Quote the whole listing exactly. Leave the pictures out of your copy.

(Stored entries)
_ _ _ _ _ _ _
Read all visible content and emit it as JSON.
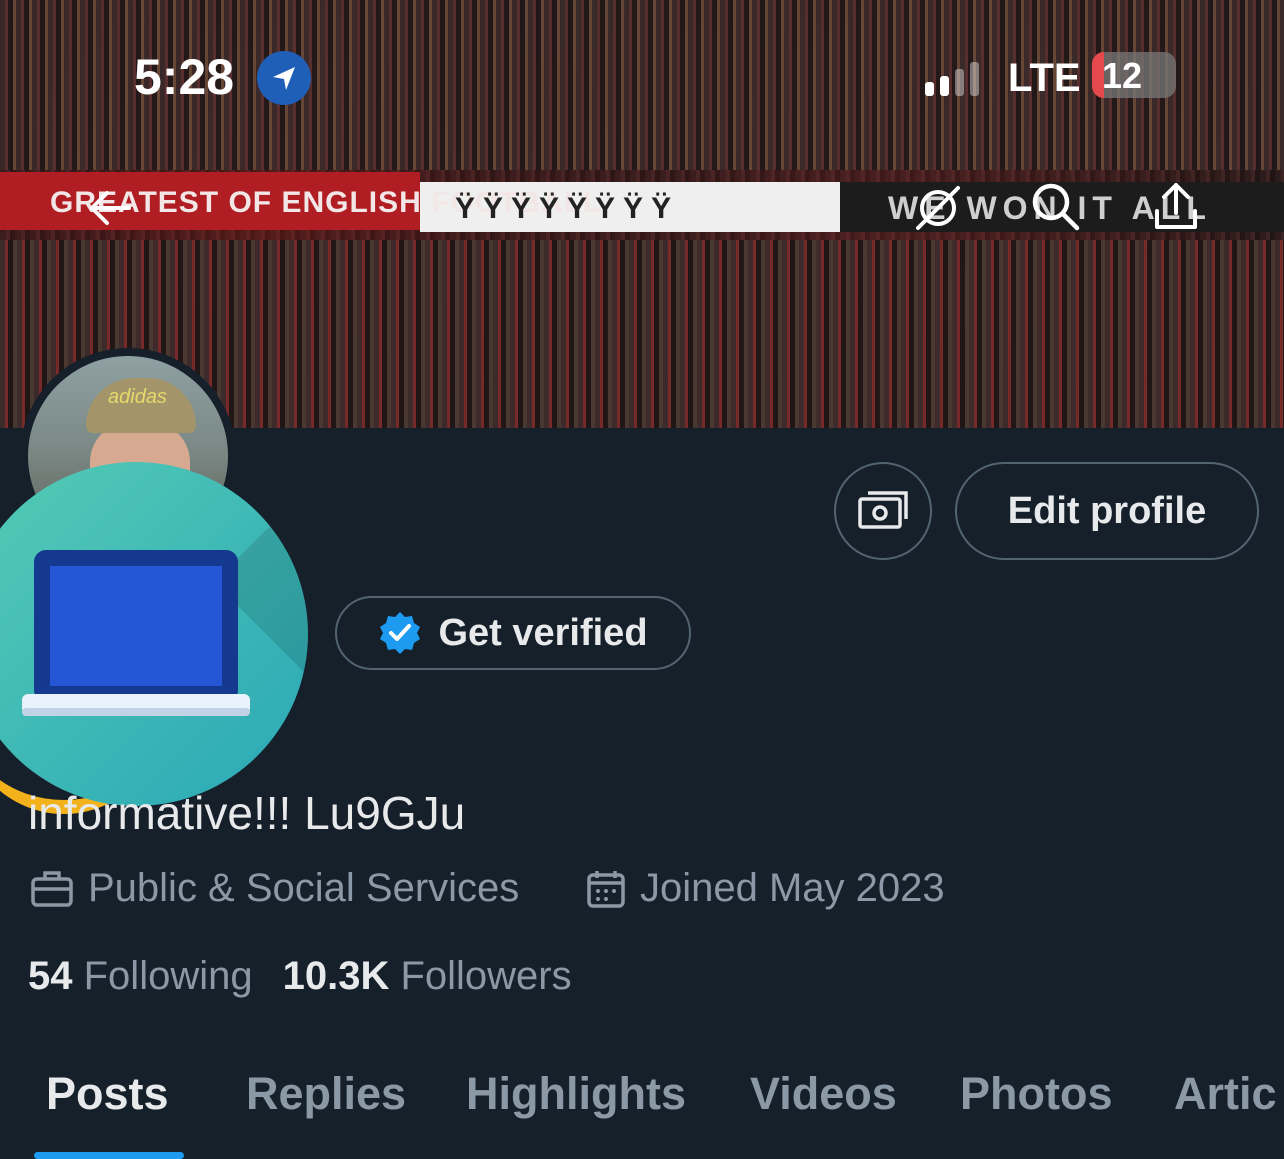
{
  "status_bar": {
    "time": "5:28",
    "network": "LTE",
    "battery_level": "12",
    "battery_percent": 12
  },
  "banner": {
    "red_banner_text": "GREATEST OF ENGLISH FOOTBALL",
    "white_banner_text": "ŸŸŸŸŸŸŸŸ",
    "dark_banner_text": "WE WON IT ALL"
  },
  "actions": {
    "edit_profile": "Edit profile",
    "get_verified": "Get verified"
  },
  "profile": {
    "name_line": "informative!!! Lu9GJu",
    "category": "Public & Social Services",
    "joined": "Joined May 2023",
    "following_count": "54",
    "following_label": "Following",
    "followers_count": "10.3K",
    "followers_label": "Followers"
  },
  "tabs": [
    "Posts",
    "Replies",
    "Highlights",
    "Videos",
    "Photos",
    "Artic"
  ],
  "colors": {
    "accent": "#1d9bf0",
    "background": "#15202b",
    "muted": "#8b98a5"
  }
}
_ _ _ _ _ _ _
Output of the exercise:
Read all visible content and emit it as JSON.
{
  "status_bar": {
    "time": "5:28",
    "network": "LTE",
    "battery_level": "12",
    "battery_percent": 12
  },
  "banner": {
    "red_banner_text": "GREATEST OF ENGLISH FOOTBALL",
    "white_banner_text": "ŸŸŸŸŸŸŸŸ",
    "dark_banner_text": "WE WON IT ALL"
  },
  "actions": {
    "edit_profile": "Edit profile",
    "get_verified": "Get verified"
  },
  "profile": {
    "name_line": "informative!!! Lu9GJu",
    "category": "Public & Social Services",
    "joined": "Joined May 2023",
    "following_count": "54",
    "following_label": "Following",
    "followers_count": "10.3K",
    "followers_label": "Followers"
  },
  "tabs": [
    "Posts",
    "Replies",
    "Highlights",
    "Videos",
    "Photos",
    "Artic"
  ],
  "colors": {
    "accent": "#1d9bf0",
    "background": "#15202b",
    "muted": "#8b98a5"
  }
}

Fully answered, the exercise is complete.